**Objective:** Search the records for the word "dụng" and pick out every line that has it.

**Data section:**
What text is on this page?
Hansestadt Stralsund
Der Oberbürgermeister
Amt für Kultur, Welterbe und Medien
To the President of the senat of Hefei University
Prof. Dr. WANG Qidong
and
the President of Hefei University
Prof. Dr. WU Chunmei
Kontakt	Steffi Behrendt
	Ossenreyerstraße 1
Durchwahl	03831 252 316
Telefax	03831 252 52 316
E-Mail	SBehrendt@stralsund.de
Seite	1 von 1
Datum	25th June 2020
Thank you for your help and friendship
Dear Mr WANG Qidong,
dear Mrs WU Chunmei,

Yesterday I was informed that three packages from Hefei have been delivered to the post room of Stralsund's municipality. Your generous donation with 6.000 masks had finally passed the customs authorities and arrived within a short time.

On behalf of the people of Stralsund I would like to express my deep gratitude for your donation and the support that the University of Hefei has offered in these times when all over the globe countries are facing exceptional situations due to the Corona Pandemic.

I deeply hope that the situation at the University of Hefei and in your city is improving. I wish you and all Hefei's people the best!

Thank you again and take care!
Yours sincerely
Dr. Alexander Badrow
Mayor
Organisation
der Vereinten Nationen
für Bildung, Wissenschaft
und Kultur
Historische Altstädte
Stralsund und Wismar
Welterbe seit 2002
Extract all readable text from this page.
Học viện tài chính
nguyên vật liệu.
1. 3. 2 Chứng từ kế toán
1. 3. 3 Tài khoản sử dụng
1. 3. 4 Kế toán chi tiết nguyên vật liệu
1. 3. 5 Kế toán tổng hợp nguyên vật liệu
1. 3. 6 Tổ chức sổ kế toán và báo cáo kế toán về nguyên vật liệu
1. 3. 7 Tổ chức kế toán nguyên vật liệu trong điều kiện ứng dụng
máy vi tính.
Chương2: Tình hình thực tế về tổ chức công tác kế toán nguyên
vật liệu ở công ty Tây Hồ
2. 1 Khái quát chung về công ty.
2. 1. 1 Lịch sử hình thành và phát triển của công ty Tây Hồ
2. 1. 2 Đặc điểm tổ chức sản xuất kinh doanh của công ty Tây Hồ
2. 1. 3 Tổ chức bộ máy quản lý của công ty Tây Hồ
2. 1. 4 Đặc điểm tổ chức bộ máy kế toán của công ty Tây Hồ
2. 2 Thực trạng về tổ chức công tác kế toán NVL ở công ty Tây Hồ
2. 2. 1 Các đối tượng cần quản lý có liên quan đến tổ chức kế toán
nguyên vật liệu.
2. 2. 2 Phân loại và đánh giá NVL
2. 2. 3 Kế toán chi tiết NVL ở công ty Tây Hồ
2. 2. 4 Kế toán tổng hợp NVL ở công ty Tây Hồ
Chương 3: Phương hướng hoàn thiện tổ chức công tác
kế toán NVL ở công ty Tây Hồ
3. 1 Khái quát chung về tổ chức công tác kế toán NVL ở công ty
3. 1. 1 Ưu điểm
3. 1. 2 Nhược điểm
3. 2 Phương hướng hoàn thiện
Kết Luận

**Solution to this problem:**
1. 3. 3 Tài khoản sử dụng
1. 3. 7 Tổ chức kế toán nguyên vật liệu trong điều kiện ứng dụng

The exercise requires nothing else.